Dataset rows
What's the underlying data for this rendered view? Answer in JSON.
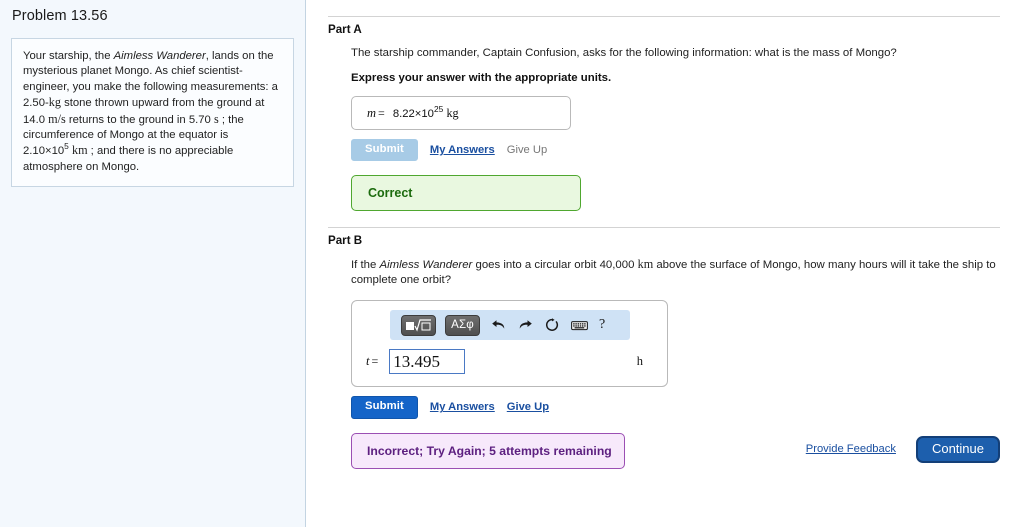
{
  "problem": {
    "title": "Problem 13.56",
    "statement_pre": "Your starship, the ",
    "ship_name": "Aimless Wanderer",
    "statement_1": ", lands on the mysterious planet Mongo. As chief scientist-engineer, you make the following measurements: a 2.50-",
    "unit_kg": "kg",
    "statement_2": " stone thrown upward from the ground at 14.0 ",
    "unit_ms": "m/s",
    "statement_3": " returns to the ground in 5.70 ",
    "unit_s": "s",
    "statement_4": " ; the circumference of Mongo at the equator is 2.10×10",
    "exp_5": "5",
    "unit_km": "km",
    "statement_5": " ; and there is no appreciable atmosphere on Mongo."
  },
  "part_a": {
    "label": "Part A",
    "question": "The starship commander, Captain Confusion, asks for the following information: what is the mass of Mongo?",
    "instruction": "Express your answer with the appropriate units.",
    "var": "m",
    "equals": "=",
    "value_mantissa": "8.22×10",
    "value_exponent": "25",
    "value_unit": "kg",
    "submit_label": "Submit",
    "my_answers_label": "My Answers",
    "give_up_label": "Give Up",
    "feedback": "Correct"
  },
  "part_b": {
    "label": "Part B",
    "question_pre": "If the ",
    "ship_name": "Aimless Wanderer",
    "question_post": " goes into a circular orbit 40,000 ",
    "unit_km": "km",
    "question_end": " above the surface of Mongo, how many hours will it take the ship to complete one orbit?",
    "toolbar": {
      "template_label": "▣√▯",
      "greek_label": "ΑΣφ",
      "undo_title": "undo",
      "redo_title": "redo",
      "reset_title": "reset",
      "keyboard_title": "keyboard",
      "help_label": "?"
    },
    "var": "t",
    "equals": "=",
    "input_value": "13.495",
    "input_placeholder": "",
    "unit": "h",
    "submit_label": "Submit",
    "my_answers_label": "My Answers",
    "give_up_label": "Give Up",
    "feedback": "Incorrect; Try Again; 5 attempts remaining"
  },
  "footer": {
    "provide_feedback_label": "Provide Feedback",
    "continue_label": "Continue"
  },
  "colors": {
    "accent_blue": "#1464c8",
    "correct_green": "#1c6b0e",
    "incorrect_purple": "#5d2080",
    "link_blue": "#1a4fa0",
    "toolbar_blue": "#cfe2f5",
    "panel_bg": "#f3f8fd"
  }
}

Required work
Copy each line above that contains the word "following".

Correct result
    "statement_1": ", lands on the mysterious planet Mongo. As chief scientist-engineer, you make the following measurements: a 2.50-",
    "question": "The starship commander, Captain Confusion, asks for the following information: what is the mass of Mongo?",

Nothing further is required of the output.